(Records from a data collection)
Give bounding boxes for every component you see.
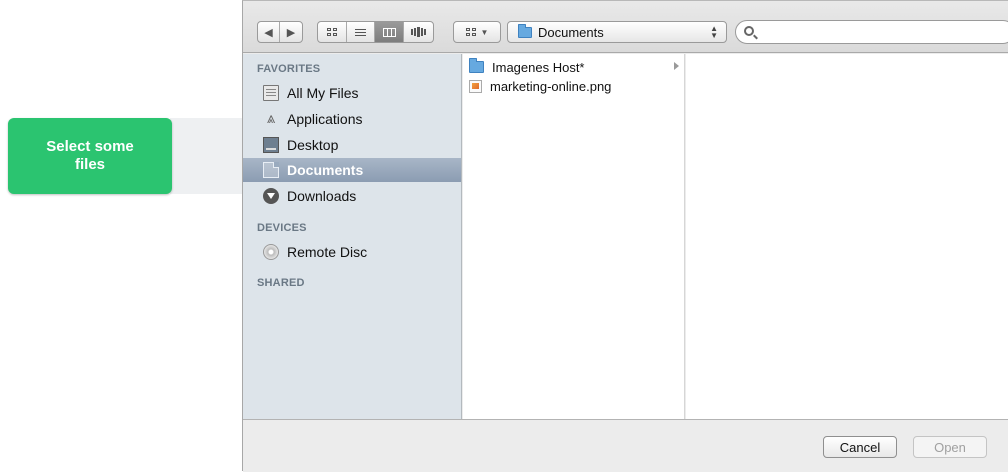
toolbar: ◀ ▶ ▼ Documents ▲ ▼ <box>243 1 1008 53</box>
sidebar-item-applications[interactable]: ⩓ Applications <box>243 107 461 131</box>
sidebar-item-label: Remote Disc <box>287 244 368 260</box>
arrange-icon <box>465 28 476 36</box>
path-popup-button[interactable]: Documents ▲ ▼ <box>507 21 727 43</box>
chevron-down-icon: ▼ <box>480 27 489 37</box>
back-button[interactable]: ◀ <box>258 22 280 42</box>
arrange-button[interactable]: ▼ <box>453 21 501 43</box>
callout-band <box>170 118 246 194</box>
select-files-callout: Select some files <box>8 118 172 194</box>
sidebar-item-desktop[interactable]: Desktop <box>243 133 461 157</box>
list-item-marketing-online[interactable]: marketing-online.png <box>469 77 681 95</box>
coverflow-view-button[interactable] <box>404 22 433 42</box>
folder-icon <box>469 58 484 73</box>
coverflow-view-icon <box>411 27 426 37</box>
icon-view-icon <box>327 28 337 36</box>
sidebar: FAVORITES All My Files ⩓ Applications De… <box>243 54 462 419</box>
list-view-button[interactable] <box>347 22 375 42</box>
sidebar-item-label: Documents <box>287 162 364 178</box>
sidebar-item-downloads[interactable]: Downloads <box>243 184 461 208</box>
updown-arrows-icon: ▲ ▼ <box>710 24 718 40</box>
back-icon: ◀ <box>264 26 273 39</box>
dialog-footer: Cancel Open <box>243 419 1008 472</box>
file-name: marketing-online.png <box>490 78 612 94</box>
list-item-imagenes-host[interactable]: Imagenes Host* <box>469 58 681 76</box>
list-view-icon <box>355 28 366 36</box>
sidebar-heading-devices: DEVICES <box>257 222 307 234</box>
downloads-icon <box>263 188 279 204</box>
sidebar-item-label: Downloads <box>287 188 357 204</box>
search-icon <box>744 26 754 36</box>
sidebar-heading-favorites: FAVORITES <box>257 63 321 75</box>
column-view-button[interactable] <box>375 22 404 42</box>
disc-icon <box>263 244 279 260</box>
sidebar-heading-shared: SHARED <box>257 277 305 289</box>
back-forward-control: ◀ ▶ <box>257 21 303 43</box>
file-name: Imagenes Host* <box>492 59 585 75</box>
open-file-dialog: ◀ ▶ ▼ Documents ▲ ▼ FAVORITES All My Fil… <box>242 0 1008 472</box>
sidebar-item-all-my-files[interactable]: All My Files <box>243 81 461 105</box>
folder-icon <box>518 23 532 38</box>
desktop-icon <box>263 137 279 153</box>
file-column: Imagenes Host* marketing-online.png <box>463 54 685 419</box>
png-file-icon <box>469 79 482 93</box>
icon-view-button[interactable] <box>318 22 347 42</box>
chevron-right-icon <box>674 62 679 70</box>
applications-icon: ⩓ <box>266 110 276 127</box>
all-files-icon <box>263 85 279 101</box>
cancel-button[interactable]: Cancel <box>823 436 897 458</box>
search-input[interactable] <box>760 23 1000 41</box>
sidebar-item-remote-disc[interactable]: Remote Disc <box>243 240 461 264</box>
preview-column <box>686 54 1008 419</box>
forward-icon: ▶ <box>286 26 296 39</box>
view-mode-control <box>317 21 434 43</box>
sidebar-item-label: Desktop <box>287 137 339 153</box>
column-view-icon <box>382 27 396 37</box>
path-popup-label: Documents <box>538 24 604 40</box>
search-field[interactable] <box>735 20 1008 44</box>
forward-button[interactable]: ▶ <box>280 22 302 42</box>
arrange-control: ▼ <box>454 22 500 42</box>
sidebar-item-documents[interactable]: Documents <box>243 158 461 182</box>
documents-icon <box>263 162 279 178</box>
open-button[interactable]: Open <box>913 436 987 458</box>
sidebar-item-label: All My Files <box>287 85 359 101</box>
sidebar-item-label: Applications <box>287 111 363 127</box>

◆ ASSIGNMENT: All of the entries above are to be restated word for word, minus the images.

◆ RESPONSE:
Give bounding boxes for every component you see.
toolbar: ◀ ▶ ▼ Documents ▲ ▼ <box>243 1 1008 53</box>
sidebar-item-applications[interactable]: ⩓ Applications <box>243 107 461 131</box>
sidebar-item-label: Remote Disc <box>287 244 368 260</box>
arrange-icon <box>465 28 476 36</box>
path-popup-button[interactable]: Documents ▲ ▼ <box>507 21 727 43</box>
chevron-down-icon: ▼ <box>480 27 489 37</box>
back-button[interactable]: ◀ <box>258 22 280 42</box>
arrange-button[interactable]: ▼ <box>453 21 501 43</box>
callout-band <box>170 118 246 194</box>
select-files-callout: Select some files <box>8 118 172 194</box>
sidebar-item-desktop[interactable]: Desktop <box>243 133 461 157</box>
list-item-marketing-online[interactable]: marketing-online.png <box>469 77 681 95</box>
coverflow-view-button[interactable] <box>404 22 433 42</box>
folder-icon <box>469 58 484 73</box>
coverflow-view-icon <box>411 27 426 37</box>
icon-view-icon <box>327 28 337 36</box>
sidebar: FAVORITES All My Files ⩓ Applications De… <box>243 54 462 419</box>
list-view-button[interactable] <box>347 22 375 42</box>
sidebar-item-label: Documents <box>287 162 364 178</box>
sidebar-item-downloads[interactable]: Downloads <box>243 184 461 208</box>
updown-arrows-icon: ▲ ▼ <box>710 24 718 40</box>
back-icon: ◀ <box>264 26 273 39</box>
dialog-footer: Cancel Open <box>243 419 1008 472</box>
file-name: marketing-online.png <box>490 78 612 94</box>
list-item-imagenes-host[interactable]: Imagenes Host* <box>469 58 681 76</box>
list-view-icon <box>355 28 366 36</box>
sidebar-heading-devices: DEVICES <box>257 222 307 234</box>
downloads-icon <box>263 188 279 204</box>
sidebar-item-label: Downloads <box>287 188 357 204</box>
search-icon <box>744 26 754 36</box>
sidebar-heading-favorites: FAVORITES <box>257 63 321 75</box>
column-view-button[interactable] <box>375 22 404 42</box>
disc-icon <box>263 244 279 260</box>
sidebar-heading-shared: SHARED <box>257 277 305 289</box>
back-forward-control: ◀ ▶ <box>257 21 303 43</box>
file-name: Imagenes Host* <box>492 59 585 75</box>
open-file-dialog: ◀ ▶ ▼ Documents ▲ ▼ FAVORITES All My Fil… <box>242 0 1008 472</box>
sidebar-item-all-my-files[interactable]: All My Files <box>243 81 461 105</box>
folder-icon <box>518 23 532 38</box>
desktop-icon <box>263 137 279 153</box>
file-column: Imagenes Host* marketing-online.png <box>463 54 685 419</box>
png-file-icon <box>469 79 482 93</box>
icon-view-button[interactable] <box>318 22 347 42</box>
chevron-right-icon <box>674 62 679 70</box>
applications-icon: ⩓ <box>266 110 276 127</box>
all-files-icon <box>263 85 279 101</box>
cancel-button[interactable]: Cancel <box>823 436 897 458</box>
search-input[interactable] <box>760 23 1000 41</box>
sidebar-item-remote-disc[interactable]: Remote Disc <box>243 240 461 264</box>
preview-column <box>686 54 1008 419</box>
forward-icon: ▶ <box>286 26 296 39</box>
view-mode-control <box>317 21 434 43</box>
sidebar-item-label: Desktop <box>287 137 339 153</box>
column-view-icon <box>382 27 396 37</box>
path-popup-label: Documents <box>538 24 604 40</box>
search-field[interactable] <box>735 20 1008 44</box>
forward-button[interactable]: ▶ <box>280 22 302 42</box>
arrange-control: ▼ <box>454 22 500 42</box>
sidebar-item-documents[interactable]: Documents <box>243 158 461 182</box>
documents-icon <box>263 162 279 178</box>
open-button[interactable]: Open <box>913 436 987 458</box>
sidebar-item-label: All My Files <box>287 85 359 101</box>
sidebar-item-label: Applications <box>287 111 363 127</box>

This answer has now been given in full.